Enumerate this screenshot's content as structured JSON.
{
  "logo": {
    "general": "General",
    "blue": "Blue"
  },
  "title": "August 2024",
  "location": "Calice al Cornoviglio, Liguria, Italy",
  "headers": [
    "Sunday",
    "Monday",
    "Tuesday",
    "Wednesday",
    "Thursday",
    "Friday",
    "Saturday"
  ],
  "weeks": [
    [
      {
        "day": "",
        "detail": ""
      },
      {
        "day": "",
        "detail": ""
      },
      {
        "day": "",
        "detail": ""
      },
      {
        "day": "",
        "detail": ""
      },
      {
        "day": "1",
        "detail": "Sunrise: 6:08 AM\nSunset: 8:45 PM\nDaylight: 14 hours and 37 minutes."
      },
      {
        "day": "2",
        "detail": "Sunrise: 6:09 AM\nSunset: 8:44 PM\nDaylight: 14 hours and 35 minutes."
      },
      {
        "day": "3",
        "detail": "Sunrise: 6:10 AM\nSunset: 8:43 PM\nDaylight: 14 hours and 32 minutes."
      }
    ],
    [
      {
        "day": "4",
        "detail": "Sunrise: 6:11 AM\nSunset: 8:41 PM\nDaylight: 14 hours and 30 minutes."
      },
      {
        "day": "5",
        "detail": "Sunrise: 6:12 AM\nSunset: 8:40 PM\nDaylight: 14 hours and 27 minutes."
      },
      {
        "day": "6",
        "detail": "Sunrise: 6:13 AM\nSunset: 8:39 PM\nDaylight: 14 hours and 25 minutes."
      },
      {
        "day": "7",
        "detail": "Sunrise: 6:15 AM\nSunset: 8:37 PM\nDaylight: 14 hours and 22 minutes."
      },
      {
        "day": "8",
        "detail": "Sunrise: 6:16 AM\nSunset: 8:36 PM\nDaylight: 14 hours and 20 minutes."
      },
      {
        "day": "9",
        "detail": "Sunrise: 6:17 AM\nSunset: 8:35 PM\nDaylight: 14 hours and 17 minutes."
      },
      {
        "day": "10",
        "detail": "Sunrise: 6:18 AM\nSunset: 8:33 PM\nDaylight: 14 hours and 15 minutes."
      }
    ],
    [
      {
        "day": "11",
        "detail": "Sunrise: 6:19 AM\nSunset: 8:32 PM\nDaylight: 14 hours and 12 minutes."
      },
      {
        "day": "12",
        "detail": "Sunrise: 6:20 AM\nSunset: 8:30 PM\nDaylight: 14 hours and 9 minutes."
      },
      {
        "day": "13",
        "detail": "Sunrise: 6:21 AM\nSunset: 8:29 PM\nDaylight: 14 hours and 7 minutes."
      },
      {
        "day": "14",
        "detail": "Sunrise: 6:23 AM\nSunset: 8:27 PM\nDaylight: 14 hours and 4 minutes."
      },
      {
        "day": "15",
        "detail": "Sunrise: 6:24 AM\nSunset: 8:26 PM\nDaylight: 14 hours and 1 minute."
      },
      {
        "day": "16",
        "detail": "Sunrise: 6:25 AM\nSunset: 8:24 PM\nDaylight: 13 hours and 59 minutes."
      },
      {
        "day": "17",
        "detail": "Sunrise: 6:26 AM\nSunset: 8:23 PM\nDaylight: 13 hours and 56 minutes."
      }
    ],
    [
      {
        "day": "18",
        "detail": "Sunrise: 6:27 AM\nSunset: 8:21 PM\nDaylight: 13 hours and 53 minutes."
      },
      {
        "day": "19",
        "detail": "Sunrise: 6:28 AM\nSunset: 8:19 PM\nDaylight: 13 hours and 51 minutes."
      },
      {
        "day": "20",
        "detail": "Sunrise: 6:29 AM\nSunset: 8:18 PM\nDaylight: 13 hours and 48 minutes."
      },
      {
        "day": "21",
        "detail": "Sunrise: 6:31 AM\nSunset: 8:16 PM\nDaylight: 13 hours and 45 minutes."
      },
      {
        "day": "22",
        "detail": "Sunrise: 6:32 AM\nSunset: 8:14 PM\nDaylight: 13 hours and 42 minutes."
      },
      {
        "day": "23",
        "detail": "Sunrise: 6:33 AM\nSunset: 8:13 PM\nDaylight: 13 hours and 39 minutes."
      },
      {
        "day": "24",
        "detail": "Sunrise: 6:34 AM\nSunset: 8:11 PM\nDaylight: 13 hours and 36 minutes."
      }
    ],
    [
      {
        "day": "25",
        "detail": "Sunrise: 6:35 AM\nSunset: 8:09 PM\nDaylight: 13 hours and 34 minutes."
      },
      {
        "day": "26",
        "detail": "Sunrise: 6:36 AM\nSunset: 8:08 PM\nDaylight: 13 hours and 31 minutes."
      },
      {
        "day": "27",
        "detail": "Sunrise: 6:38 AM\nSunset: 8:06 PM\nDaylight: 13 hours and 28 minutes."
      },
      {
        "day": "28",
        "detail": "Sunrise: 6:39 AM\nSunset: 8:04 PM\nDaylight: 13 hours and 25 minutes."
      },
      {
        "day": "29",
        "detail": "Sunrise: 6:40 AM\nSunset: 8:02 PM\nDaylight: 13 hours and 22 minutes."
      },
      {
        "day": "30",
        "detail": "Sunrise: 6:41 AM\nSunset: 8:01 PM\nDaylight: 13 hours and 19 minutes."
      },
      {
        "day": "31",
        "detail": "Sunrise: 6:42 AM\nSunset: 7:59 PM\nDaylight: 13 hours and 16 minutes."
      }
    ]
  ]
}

☆ ☆ ☆

▶ [WORK TO COMPLETE]: Retype the entries one by one, exactly.

▶ [SOLUTION TO THE PROBLEM]:
Enumerate this screenshot's content as structured JSON.
{
  "logo": {
    "general": "General",
    "blue": "Blue"
  },
  "title": "August 2024",
  "location": "Calice al Cornoviglio, Liguria, Italy",
  "headers": [
    "Sunday",
    "Monday",
    "Tuesday",
    "Wednesday",
    "Thursday",
    "Friday",
    "Saturday"
  ],
  "weeks": [
    [
      {
        "day": "",
        "detail": ""
      },
      {
        "day": "",
        "detail": ""
      },
      {
        "day": "",
        "detail": ""
      },
      {
        "day": "",
        "detail": ""
      },
      {
        "day": "1",
        "detail": "Sunrise: 6:08 AM\nSunset: 8:45 PM\nDaylight: 14 hours and 37 minutes."
      },
      {
        "day": "2",
        "detail": "Sunrise: 6:09 AM\nSunset: 8:44 PM\nDaylight: 14 hours and 35 minutes."
      },
      {
        "day": "3",
        "detail": "Sunrise: 6:10 AM\nSunset: 8:43 PM\nDaylight: 14 hours and 32 minutes."
      }
    ],
    [
      {
        "day": "4",
        "detail": "Sunrise: 6:11 AM\nSunset: 8:41 PM\nDaylight: 14 hours and 30 minutes."
      },
      {
        "day": "5",
        "detail": "Sunrise: 6:12 AM\nSunset: 8:40 PM\nDaylight: 14 hours and 27 minutes."
      },
      {
        "day": "6",
        "detail": "Sunrise: 6:13 AM\nSunset: 8:39 PM\nDaylight: 14 hours and 25 minutes."
      },
      {
        "day": "7",
        "detail": "Sunrise: 6:15 AM\nSunset: 8:37 PM\nDaylight: 14 hours and 22 minutes."
      },
      {
        "day": "8",
        "detail": "Sunrise: 6:16 AM\nSunset: 8:36 PM\nDaylight: 14 hours and 20 minutes."
      },
      {
        "day": "9",
        "detail": "Sunrise: 6:17 AM\nSunset: 8:35 PM\nDaylight: 14 hours and 17 minutes."
      },
      {
        "day": "10",
        "detail": "Sunrise: 6:18 AM\nSunset: 8:33 PM\nDaylight: 14 hours and 15 minutes."
      }
    ],
    [
      {
        "day": "11",
        "detail": "Sunrise: 6:19 AM\nSunset: 8:32 PM\nDaylight: 14 hours and 12 minutes."
      },
      {
        "day": "12",
        "detail": "Sunrise: 6:20 AM\nSunset: 8:30 PM\nDaylight: 14 hours and 9 minutes."
      },
      {
        "day": "13",
        "detail": "Sunrise: 6:21 AM\nSunset: 8:29 PM\nDaylight: 14 hours and 7 minutes."
      },
      {
        "day": "14",
        "detail": "Sunrise: 6:23 AM\nSunset: 8:27 PM\nDaylight: 14 hours and 4 minutes."
      },
      {
        "day": "15",
        "detail": "Sunrise: 6:24 AM\nSunset: 8:26 PM\nDaylight: 14 hours and 1 minute."
      },
      {
        "day": "16",
        "detail": "Sunrise: 6:25 AM\nSunset: 8:24 PM\nDaylight: 13 hours and 59 minutes."
      },
      {
        "day": "17",
        "detail": "Sunrise: 6:26 AM\nSunset: 8:23 PM\nDaylight: 13 hours and 56 minutes."
      }
    ],
    [
      {
        "day": "18",
        "detail": "Sunrise: 6:27 AM\nSunset: 8:21 PM\nDaylight: 13 hours and 53 minutes."
      },
      {
        "day": "19",
        "detail": "Sunrise: 6:28 AM\nSunset: 8:19 PM\nDaylight: 13 hours and 51 minutes."
      },
      {
        "day": "20",
        "detail": "Sunrise: 6:29 AM\nSunset: 8:18 PM\nDaylight: 13 hours and 48 minutes."
      },
      {
        "day": "21",
        "detail": "Sunrise: 6:31 AM\nSunset: 8:16 PM\nDaylight: 13 hours and 45 minutes."
      },
      {
        "day": "22",
        "detail": "Sunrise: 6:32 AM\nSunset: 8:14 PM\nDaylight: 13 hours and 42 minutes."
      },
      {
        "day": "23",
        "detail": "Sunrise: 6:33 AM\nSunset: 8:13 PM\nDaylight: 13 hours and 39 minutes."
      },
      {
        "day": "24",
        "detail": "Sunrise: 6:34 AM\nSunset: 8:11 PM\nDaylight: 13 hours and 36 minutes."
      }
    ],
    [
      {
        "day": "25",
        "detail": "Sunrise: 6:35 AM\nSunset: 8:09 PM\nDaylight: 13 hours and 34 minutes."
      },
      {
        "day": "26",
        "detail": "Sunrise: 6:36 AM\nSunset: 8:08 PM\nDaylight: 13 hours and 31 minutes."
      },
      {
        "day": "27",
        "detail": "Sunrise: 6:38 AM\nSunset: 8:06 PM\nDaylight: 13 hours and 28 minutes."
      },
      {
        "day": "28",
        "detail": "Sunrise: 6:39 AM\nSunset: 8:04 PM\nDaylight: 13 hours and 25 minutes."
      },
      {
        "day": "29",
        "detail": "Sunrise: 6:40 AM\nSunset: 8:02 PM\nDaylight: 13 hours and 22 minutes."
      },
      {
        "day": "30",
        "detail": "Sunrise: 6:41 AM\nSunset: 8:01 PM\nDaylight: 13 hours and 19 minutes."
      },
      {
        "day": "31",
        "detail": "Sunrise: 6:42 AM\nSunset: 7:59 PM\nDaylight: 13 hours and 16 minutes."
      }
    ]
  ]
}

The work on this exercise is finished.